==== Record excerpts ====

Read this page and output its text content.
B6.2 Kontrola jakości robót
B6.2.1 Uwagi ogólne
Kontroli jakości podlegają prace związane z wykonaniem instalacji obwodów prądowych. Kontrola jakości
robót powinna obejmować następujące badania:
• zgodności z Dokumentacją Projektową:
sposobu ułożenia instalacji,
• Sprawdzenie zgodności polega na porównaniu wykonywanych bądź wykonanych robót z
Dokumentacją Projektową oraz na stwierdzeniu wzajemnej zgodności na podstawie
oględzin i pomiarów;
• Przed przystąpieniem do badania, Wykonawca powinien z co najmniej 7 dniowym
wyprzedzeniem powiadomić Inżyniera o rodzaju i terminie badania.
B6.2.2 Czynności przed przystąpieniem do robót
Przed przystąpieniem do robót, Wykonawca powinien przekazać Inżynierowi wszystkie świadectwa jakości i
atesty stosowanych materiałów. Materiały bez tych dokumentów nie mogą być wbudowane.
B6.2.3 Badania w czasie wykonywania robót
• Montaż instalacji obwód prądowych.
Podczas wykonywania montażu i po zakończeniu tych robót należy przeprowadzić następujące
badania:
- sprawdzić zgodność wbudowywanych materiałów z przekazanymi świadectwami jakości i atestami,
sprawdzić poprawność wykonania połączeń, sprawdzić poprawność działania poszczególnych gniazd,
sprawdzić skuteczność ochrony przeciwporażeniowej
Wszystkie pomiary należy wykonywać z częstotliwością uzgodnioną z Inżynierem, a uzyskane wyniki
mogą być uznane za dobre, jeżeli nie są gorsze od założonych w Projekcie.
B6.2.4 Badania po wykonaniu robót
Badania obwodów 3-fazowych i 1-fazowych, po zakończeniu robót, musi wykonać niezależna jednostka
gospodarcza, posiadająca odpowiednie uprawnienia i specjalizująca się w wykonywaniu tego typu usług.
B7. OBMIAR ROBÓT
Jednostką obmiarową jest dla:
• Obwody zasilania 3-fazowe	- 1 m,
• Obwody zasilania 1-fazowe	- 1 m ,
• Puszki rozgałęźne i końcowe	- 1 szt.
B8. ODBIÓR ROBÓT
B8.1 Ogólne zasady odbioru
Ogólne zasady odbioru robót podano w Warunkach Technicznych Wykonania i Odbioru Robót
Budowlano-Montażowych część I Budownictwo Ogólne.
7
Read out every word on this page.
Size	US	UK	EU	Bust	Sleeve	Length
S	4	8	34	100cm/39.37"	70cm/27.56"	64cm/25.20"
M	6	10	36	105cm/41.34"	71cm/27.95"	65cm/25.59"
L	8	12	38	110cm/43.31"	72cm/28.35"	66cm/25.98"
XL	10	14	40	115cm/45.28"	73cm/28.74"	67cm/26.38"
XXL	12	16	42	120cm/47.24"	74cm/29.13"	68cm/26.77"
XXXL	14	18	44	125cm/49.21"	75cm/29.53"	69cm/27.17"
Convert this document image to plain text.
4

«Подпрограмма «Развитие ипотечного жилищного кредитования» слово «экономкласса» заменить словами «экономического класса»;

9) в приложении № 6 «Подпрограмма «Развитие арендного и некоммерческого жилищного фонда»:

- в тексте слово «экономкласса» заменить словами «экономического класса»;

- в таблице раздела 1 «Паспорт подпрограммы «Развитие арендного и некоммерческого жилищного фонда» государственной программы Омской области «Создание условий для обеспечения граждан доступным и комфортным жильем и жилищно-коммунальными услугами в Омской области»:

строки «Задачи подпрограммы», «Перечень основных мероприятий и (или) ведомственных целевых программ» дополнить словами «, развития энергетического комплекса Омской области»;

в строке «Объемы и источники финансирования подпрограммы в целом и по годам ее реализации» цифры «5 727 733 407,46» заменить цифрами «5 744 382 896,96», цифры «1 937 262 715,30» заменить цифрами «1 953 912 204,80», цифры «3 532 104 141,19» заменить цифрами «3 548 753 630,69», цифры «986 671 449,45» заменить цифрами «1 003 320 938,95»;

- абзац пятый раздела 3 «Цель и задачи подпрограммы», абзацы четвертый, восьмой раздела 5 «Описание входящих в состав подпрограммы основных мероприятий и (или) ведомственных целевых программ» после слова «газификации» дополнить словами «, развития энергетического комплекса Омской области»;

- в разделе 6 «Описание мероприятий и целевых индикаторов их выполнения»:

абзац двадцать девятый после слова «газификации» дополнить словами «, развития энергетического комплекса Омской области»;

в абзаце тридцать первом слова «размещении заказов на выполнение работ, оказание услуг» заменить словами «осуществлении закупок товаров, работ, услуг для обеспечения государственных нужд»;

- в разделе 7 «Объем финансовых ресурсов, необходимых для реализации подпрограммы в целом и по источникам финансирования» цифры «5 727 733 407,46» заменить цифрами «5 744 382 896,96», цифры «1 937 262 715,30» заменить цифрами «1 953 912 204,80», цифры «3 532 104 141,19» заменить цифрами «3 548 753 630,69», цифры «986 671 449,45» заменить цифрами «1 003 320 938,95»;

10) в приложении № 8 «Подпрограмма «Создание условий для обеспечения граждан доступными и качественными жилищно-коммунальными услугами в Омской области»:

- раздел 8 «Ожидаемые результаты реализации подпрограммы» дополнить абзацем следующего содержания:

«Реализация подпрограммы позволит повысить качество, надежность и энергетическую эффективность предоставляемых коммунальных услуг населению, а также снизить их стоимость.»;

====

** Exercise description **
Find the lines above holding the word "Obwody" and show them.

** Finished answer **
• Obwody zasilania 3-fazowe	- 1 m,
• Obwody zasilania 1-fazowe	- 1 m ,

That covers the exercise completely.